Objective:
Your task is to repeat the entries word for word while leaving out the pictures.

Record set:
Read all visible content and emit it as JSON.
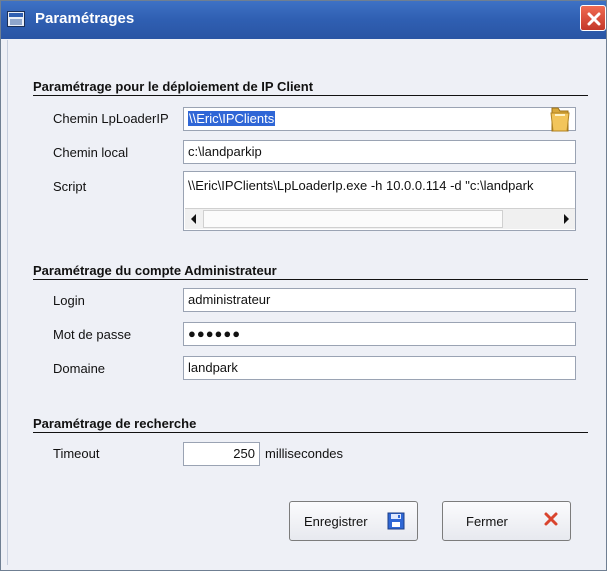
{
  "window": {
    "title": "Paramétrages"
  },
  "deployment": {
    "heading": "Paramétrage pour le déploiement de IP Client",
    "lploader_label": "Chemin LpLoaderIP",
    "lploader_value": "\\\\Eric\\IPClients",
    "local_label": "Chemin local",
    "local_value": "c:\\landparkip",
    "script_label": "Script",
    "script_value": "\\\\Eric\\IPClients\\LpLoaderIp.exe -h 10.0.0.114 -d \"c:\\landpark"
  },
  "admin": {
    "heading": "Paramétrage du compte Administrateur",
    "login_label": "Login",
    "login_value": "administrateur",
    "password_label": "Mot de passe",
    "password_value": "●●●●●●",
    "domain_label": "Domaine",
    "domain_value": "landpark"
  },
  "search": {
    "heading": "Paramétrage de recherche",
    "timeout_label": "Timeout",
    "timeout_value": "250",
    "timeout_unit": "millisecondes"
  },
  "buttons": {
    "save_label": "Enregistrer",
    "close_label": "Fermer"
  },
  "icons": {
    "app": "app-icon",
    "close": "close-icon",
    "folder": "folder-icon",
    "save": "floppy-disk-icon",
    "exit": "close-x-icon"
  },
  "colors": {
    "titlebar": "#2f5fb2",
    "selection": "#2f66d6",
    "close_button": "#d9442e"
  }
}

Exercise solution:
Read all visible content and emit it as JSON.
{
  "window": {
    "title": "Paramétrages"
  },
  "deployment": {
    "heading": "Paramétrage pour le déploiement de IP Client",
    "lploader_label": "Chemin LpLoaderIP",
    "lploader_value": "\\\\Eric\\IPClients",
    "local_label": "Chemin local",
    "local_value": "c:\\landparkip",
    "script_label": "Script",
    "script_value": "\\\\Eric\\IPClients\\LpLoaderIp.exe -h 10.0.0.114 -d \"c:\\landpark"
  },
  "admin": {
    "heading": "Paramétrage du compte Administrateur",
    "login_label": "Login",
    "login_value": "administrateur",
    "password_label": "Mot de passe",
    "password_value": "●●●●●●",
    "domain_label": "Domaine",
    "domain_value": "landpark"
  },
  "search": {
    "heading": "Paramétrage de recherche",
    "timeout_label": "Timeout",
    "timeout_value": "250",
    "timeout_unit": "millisecondes"
  },
  "buttons": {
    "save_label": "Enregistrer",
    "close_label": "Fermer"
  },
  "icons": {
    "app": "app-icon",
    "close": "close-icon",
    "folder": "folder-icon",
    "save": "floppy-disk-icon",
    "exit": "close-x-icon"
  },
  "colors": {
    "titlebar": "#2f5fb2",
    "selection": "#2f66d6",
    "close_button": "#d9442e"
  }
}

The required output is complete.